▶ _Work instructions_: Report how many lines below contain the word "thing". Give only the number.
— start of Material for this exercise —
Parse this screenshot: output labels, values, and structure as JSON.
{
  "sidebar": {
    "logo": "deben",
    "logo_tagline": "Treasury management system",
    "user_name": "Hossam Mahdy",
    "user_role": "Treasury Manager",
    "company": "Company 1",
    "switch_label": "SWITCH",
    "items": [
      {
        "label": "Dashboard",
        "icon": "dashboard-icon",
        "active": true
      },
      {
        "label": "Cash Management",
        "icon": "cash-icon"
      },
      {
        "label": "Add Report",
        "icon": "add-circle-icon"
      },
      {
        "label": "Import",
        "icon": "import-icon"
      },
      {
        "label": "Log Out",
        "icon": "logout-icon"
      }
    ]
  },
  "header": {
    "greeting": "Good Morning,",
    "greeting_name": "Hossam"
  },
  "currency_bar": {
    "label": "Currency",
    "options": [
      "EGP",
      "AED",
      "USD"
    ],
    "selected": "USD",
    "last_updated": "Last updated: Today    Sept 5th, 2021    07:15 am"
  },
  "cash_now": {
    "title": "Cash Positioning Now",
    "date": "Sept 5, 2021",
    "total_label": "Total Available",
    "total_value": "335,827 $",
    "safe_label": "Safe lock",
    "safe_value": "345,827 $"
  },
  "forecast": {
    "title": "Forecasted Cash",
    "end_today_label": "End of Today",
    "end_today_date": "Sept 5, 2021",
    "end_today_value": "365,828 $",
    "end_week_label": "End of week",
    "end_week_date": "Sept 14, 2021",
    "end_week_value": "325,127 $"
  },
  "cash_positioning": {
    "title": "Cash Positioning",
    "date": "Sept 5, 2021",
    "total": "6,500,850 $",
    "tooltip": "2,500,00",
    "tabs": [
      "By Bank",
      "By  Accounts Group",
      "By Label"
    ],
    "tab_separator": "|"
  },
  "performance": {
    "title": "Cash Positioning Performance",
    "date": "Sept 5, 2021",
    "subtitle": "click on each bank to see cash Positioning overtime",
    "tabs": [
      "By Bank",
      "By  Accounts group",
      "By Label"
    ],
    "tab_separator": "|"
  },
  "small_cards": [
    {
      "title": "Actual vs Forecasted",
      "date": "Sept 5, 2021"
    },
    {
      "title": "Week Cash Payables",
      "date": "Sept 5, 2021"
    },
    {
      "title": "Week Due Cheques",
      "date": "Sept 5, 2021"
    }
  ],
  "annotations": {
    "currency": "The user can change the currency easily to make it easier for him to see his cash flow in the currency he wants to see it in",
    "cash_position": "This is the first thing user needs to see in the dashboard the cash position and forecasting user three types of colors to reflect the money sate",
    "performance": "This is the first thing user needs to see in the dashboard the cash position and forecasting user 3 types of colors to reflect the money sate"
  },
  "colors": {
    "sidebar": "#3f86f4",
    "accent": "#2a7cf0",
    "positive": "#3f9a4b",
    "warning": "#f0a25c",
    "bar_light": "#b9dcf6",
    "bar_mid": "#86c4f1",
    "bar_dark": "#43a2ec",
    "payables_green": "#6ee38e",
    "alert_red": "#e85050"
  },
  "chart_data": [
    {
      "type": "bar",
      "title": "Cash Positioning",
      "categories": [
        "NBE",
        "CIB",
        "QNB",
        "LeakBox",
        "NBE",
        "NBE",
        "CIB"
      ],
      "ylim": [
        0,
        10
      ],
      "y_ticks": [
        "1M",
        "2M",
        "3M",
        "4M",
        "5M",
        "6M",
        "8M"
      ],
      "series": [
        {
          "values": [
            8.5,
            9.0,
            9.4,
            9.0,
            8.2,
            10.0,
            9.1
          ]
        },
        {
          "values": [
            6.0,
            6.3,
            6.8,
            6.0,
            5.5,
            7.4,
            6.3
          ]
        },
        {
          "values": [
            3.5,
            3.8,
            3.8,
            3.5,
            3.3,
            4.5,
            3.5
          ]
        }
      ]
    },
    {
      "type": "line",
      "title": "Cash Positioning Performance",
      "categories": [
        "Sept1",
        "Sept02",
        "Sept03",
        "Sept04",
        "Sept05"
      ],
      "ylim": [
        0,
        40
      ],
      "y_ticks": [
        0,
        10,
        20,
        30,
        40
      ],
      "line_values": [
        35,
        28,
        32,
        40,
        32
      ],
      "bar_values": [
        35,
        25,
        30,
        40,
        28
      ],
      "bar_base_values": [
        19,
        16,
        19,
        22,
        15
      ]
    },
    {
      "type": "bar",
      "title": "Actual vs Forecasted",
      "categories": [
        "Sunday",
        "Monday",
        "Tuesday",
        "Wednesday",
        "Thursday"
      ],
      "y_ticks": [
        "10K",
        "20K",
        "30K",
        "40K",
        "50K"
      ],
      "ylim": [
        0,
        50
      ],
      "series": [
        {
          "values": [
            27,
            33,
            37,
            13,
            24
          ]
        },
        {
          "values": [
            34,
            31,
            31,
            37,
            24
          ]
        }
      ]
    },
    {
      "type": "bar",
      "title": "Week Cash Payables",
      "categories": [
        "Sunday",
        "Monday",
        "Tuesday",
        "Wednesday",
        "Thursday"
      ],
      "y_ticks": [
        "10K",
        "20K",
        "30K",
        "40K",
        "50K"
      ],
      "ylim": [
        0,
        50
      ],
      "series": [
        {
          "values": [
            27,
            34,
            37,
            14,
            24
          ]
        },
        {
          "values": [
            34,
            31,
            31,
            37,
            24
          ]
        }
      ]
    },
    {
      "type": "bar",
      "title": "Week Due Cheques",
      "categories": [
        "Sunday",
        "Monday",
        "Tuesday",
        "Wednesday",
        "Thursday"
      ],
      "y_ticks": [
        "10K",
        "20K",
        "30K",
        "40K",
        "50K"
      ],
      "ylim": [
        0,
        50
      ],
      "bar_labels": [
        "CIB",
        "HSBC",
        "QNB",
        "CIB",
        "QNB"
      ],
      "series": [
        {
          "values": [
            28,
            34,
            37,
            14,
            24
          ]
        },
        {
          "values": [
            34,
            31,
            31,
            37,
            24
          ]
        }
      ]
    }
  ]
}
— end of Material for this exercise —
▶ _Task answer_: 2